Records supplied:
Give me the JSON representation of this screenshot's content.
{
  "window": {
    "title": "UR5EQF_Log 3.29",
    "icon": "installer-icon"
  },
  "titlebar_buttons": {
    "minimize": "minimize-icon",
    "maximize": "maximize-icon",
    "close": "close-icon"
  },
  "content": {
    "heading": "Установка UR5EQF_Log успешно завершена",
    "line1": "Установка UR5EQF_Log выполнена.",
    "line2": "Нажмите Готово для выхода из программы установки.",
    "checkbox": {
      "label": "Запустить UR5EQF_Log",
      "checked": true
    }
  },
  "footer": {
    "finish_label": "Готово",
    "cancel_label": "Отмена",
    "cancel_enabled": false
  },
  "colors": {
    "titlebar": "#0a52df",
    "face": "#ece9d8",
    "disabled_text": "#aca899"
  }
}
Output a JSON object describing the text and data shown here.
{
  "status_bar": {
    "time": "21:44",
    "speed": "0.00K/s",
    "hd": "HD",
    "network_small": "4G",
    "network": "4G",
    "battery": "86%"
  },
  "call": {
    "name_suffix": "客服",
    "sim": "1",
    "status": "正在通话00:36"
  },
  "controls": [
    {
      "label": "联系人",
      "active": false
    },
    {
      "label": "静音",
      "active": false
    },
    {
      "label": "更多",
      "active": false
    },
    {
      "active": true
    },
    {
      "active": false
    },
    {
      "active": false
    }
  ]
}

Challenge: Nothing should be left out: return all of the records exactly.

Worked solution:
Give me the JSON representation of this screenshot's content.
{
  "window": {
    "title": "UR5EQF_Log 3.29",
    "icon": "installer-icon"
  },
  "titlebar_buttons": {
    "minimize": "minimize-icon",
    "maximize": "maximize-icon",
    "close": "close-icon"
  },
  "content": {
    "heading": "Установка UR5EQF_Log успешно завершена",
    "line1": "Установка UR5EQF_Log выполнена.",
    "line2": "Нажмите Готово для выхода из программы установки.",
    "checkbox": {
      "label": "Запустить UR5EQF_Log",
      "checked": true
    }
  },
  "footer": {
    "finish_label": "Готово",
    "cancel_label": "Отмена",
    "cancel_enabled": false
  },
  "colors": {
    "titlebar": "#0a52df",
    "face": "#ece9d8",
    "disabled_text": "#aca899"
  }
}
Output a JSON object describing the text and data shown here.
{
  "status_bar": {
    "time": "21:44",
    "speed": "0.00K/s",
    "hd": "HD",
    "network_small": "4G",
    "network": "4G",
    "battery": "86%"
  },
  "call": {
    "name_suffix": "客服",
    "sim": "1",
    "status": "正在通话00:36"
  },
  "controls": [
    {
      "label": "联系人",
      "active": false
    },
    {
      "label": "静音",
      "active": false
    },
    {
      "label": "更多",
      "active": false
    },
    {
      "active": true
    },
    {
      "active": false
    },
    {
      "active": false
    }
  ]
}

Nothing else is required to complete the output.